[Problem details]
Below is a listing. Gather each line of it that contains "motion".

□ □ □

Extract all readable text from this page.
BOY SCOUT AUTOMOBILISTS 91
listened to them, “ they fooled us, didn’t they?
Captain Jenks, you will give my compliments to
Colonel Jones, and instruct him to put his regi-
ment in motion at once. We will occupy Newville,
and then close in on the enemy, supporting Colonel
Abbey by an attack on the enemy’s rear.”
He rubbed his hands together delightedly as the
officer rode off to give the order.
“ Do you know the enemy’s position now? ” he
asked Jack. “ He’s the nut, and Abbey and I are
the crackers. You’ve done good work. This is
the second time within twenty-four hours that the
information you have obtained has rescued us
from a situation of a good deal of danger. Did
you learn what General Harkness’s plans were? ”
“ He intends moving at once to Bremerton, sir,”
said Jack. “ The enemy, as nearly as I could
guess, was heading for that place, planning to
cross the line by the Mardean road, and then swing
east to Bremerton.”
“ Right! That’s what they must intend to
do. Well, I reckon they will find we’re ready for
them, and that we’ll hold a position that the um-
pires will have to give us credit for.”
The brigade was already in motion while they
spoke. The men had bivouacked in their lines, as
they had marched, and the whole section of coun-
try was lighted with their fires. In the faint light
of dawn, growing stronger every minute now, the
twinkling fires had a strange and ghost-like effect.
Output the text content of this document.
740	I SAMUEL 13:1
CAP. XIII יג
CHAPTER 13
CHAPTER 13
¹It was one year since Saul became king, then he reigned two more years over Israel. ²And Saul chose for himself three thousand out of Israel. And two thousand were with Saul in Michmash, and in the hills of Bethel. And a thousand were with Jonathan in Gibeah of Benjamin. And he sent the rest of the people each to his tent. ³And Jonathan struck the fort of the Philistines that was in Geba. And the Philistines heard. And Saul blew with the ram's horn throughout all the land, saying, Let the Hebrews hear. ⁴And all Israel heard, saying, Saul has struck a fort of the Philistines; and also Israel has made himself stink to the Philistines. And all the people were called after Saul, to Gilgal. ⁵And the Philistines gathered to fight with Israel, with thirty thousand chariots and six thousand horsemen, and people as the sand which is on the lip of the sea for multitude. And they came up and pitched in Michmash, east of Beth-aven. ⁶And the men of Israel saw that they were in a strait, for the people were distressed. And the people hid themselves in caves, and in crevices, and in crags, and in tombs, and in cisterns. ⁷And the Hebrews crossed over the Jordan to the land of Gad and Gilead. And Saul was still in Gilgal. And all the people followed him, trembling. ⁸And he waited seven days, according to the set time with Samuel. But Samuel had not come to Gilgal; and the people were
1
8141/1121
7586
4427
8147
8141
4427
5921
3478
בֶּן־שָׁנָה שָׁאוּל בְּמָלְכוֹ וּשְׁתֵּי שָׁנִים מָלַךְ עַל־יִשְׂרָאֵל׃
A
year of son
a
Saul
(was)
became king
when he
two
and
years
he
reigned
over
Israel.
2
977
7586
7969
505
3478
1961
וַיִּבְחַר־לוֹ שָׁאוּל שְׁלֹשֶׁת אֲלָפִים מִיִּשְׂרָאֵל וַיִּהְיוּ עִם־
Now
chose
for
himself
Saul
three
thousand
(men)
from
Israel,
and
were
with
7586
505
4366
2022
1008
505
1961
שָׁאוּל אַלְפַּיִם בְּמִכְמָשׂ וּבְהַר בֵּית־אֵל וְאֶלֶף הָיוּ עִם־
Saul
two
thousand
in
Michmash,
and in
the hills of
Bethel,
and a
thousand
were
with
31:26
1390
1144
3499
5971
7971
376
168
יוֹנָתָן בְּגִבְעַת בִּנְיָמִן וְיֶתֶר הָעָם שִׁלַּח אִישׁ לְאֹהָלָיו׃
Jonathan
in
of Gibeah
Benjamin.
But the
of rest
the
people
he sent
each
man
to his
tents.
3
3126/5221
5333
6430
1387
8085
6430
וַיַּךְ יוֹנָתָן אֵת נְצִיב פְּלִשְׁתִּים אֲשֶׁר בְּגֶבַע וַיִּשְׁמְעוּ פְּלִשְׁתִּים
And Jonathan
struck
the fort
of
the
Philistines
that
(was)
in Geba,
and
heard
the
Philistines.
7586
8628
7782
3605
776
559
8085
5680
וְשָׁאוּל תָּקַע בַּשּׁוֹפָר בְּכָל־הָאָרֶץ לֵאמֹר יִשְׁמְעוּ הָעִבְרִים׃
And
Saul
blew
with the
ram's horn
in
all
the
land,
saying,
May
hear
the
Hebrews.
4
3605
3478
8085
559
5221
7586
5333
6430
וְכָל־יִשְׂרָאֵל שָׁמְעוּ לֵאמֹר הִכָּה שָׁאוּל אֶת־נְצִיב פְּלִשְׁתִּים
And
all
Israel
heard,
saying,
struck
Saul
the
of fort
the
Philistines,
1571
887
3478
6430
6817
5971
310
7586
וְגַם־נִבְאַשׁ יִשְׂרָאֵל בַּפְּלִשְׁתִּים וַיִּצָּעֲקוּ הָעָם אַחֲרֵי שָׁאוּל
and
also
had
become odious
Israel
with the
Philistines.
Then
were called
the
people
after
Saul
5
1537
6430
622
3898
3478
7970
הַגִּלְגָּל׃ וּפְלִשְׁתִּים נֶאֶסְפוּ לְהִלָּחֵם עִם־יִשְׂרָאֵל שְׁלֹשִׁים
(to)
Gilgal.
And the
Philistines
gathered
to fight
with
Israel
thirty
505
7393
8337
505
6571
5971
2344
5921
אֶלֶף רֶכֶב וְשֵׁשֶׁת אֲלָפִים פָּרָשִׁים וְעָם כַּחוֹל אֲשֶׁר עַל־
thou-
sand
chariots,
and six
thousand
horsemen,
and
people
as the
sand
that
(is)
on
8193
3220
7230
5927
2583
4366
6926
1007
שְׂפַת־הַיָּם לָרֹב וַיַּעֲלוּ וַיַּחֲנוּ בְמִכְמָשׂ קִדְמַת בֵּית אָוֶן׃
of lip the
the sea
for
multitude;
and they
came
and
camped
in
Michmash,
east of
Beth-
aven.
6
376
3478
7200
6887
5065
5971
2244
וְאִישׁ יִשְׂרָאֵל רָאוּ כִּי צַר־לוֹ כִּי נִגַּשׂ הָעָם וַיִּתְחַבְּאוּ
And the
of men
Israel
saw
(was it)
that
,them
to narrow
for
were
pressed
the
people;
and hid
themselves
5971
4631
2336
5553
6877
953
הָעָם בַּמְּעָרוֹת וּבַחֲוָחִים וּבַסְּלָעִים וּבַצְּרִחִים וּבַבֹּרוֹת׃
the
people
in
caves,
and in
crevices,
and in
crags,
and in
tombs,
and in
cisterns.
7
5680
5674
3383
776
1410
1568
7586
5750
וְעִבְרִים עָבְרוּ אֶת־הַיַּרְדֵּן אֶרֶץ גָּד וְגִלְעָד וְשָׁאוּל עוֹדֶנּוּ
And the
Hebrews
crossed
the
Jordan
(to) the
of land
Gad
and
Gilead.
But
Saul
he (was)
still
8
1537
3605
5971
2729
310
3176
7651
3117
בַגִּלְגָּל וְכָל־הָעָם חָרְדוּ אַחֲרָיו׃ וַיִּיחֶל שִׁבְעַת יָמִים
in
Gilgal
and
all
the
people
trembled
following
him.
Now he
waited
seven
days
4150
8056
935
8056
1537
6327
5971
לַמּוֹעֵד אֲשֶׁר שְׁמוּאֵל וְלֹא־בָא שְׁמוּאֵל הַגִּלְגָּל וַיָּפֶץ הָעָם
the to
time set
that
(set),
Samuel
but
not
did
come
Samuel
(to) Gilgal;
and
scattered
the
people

□ □ □

[Exercise solution]
ment in motion at once. We will occupy Newville,
The brigade was already in motion while they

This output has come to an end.